Work to do: Go through the listing and set it down exactly, leaving out its pictures.

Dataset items
──────

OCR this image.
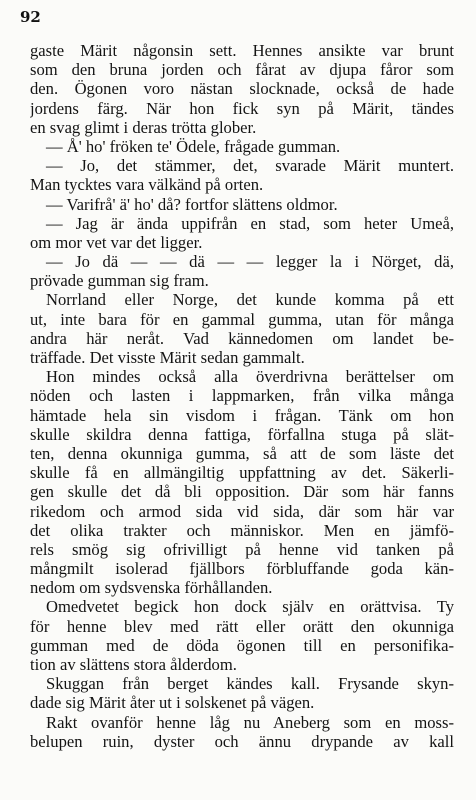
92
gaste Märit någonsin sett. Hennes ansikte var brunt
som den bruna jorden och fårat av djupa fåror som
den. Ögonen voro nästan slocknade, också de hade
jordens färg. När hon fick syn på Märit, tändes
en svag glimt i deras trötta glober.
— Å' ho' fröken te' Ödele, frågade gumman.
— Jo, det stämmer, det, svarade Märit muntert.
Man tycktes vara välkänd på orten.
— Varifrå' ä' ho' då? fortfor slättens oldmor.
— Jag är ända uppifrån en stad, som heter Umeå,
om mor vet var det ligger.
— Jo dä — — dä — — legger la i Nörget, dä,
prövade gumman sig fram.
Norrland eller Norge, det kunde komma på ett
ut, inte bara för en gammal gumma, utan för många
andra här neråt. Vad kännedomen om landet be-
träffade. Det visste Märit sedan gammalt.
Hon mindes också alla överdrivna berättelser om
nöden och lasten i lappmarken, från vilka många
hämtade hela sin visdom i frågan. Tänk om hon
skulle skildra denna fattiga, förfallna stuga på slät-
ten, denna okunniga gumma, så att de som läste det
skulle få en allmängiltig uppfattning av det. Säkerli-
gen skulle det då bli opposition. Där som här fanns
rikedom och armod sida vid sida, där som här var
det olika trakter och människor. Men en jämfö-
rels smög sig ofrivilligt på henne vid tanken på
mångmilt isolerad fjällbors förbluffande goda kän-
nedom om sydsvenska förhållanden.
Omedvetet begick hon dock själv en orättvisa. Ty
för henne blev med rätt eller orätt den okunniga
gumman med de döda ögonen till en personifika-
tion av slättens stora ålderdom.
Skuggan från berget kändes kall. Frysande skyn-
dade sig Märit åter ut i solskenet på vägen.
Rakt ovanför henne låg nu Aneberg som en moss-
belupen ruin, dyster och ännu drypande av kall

──────

Written reply:
OCR this image.
92
gaste Märit någonsin sett. Hennes ansikte var brunt
som den bruna jorden och fårat av djupa fåror som
den. Ögonen voro nästan slocknade, också de hade
jordens färg. När hon fick syn på Märit, tändes
en svag glimt i deras trötta glober.
— Å' ho' fröken te' Ödele, frågade gumman.
— Jo, det stämmer, det, svarade Märit muntert.
Man tycktes vara välkänd på orten.
— Varifrå' ä' ho' då? fortfor slättens oldmor.
— Jag är ända uppifrån en stad, som heter Umeå,
om mor vet var det ligger.
— Jo dä — — dä — — legger la i Nörget, dä,
prövade gumman sig fram.
Norrland eller Norge, det kunde komma på ett
ut, inte bara för en gammal gumma, utan för många
andra här neråt. Vad kännedomen om landet be-
träffade. Det visste Märit sedan gammalt.
Hon mindes också alla överdrivna berättelser om
nöden och lasten i lappmarken, från vilka många
hämtade hela sin visdom i frågan. Tänk om hon
skulle skildra denna fattiga, förfallna stuga på slät-
ten, denna okunniga gumma, så att de som läste det
skulle få en allmängiltig uppfattning av det. Säkerli-
gen skulle det då bli opposition. Där som här fanns
rikedom och armod sida vid sida, där som här var
det olika trakter och människor. Men en jämfö-
rels smög sig ofrivilligt på henne vid tanken på
mångmilt isolerad fjällbors förbluffande goda kän-
nedom om sydsvenska förhållanden.
Omedvetet begick hon dock själv en orättvisa. Ty
för henne blev med rätt eller orätt den okunniga
gumman med de döda ögonen till en personifika-
tion av slättens stora ålderdom.
Skuggan från berget kändes kall. Frysande skyn-
dade sig Märit åter ut i solskenet på vägen.
Rakt ovanför henne låg nu Aneberg som en moss-
belupen ruin, dyster och ännu drypande av kall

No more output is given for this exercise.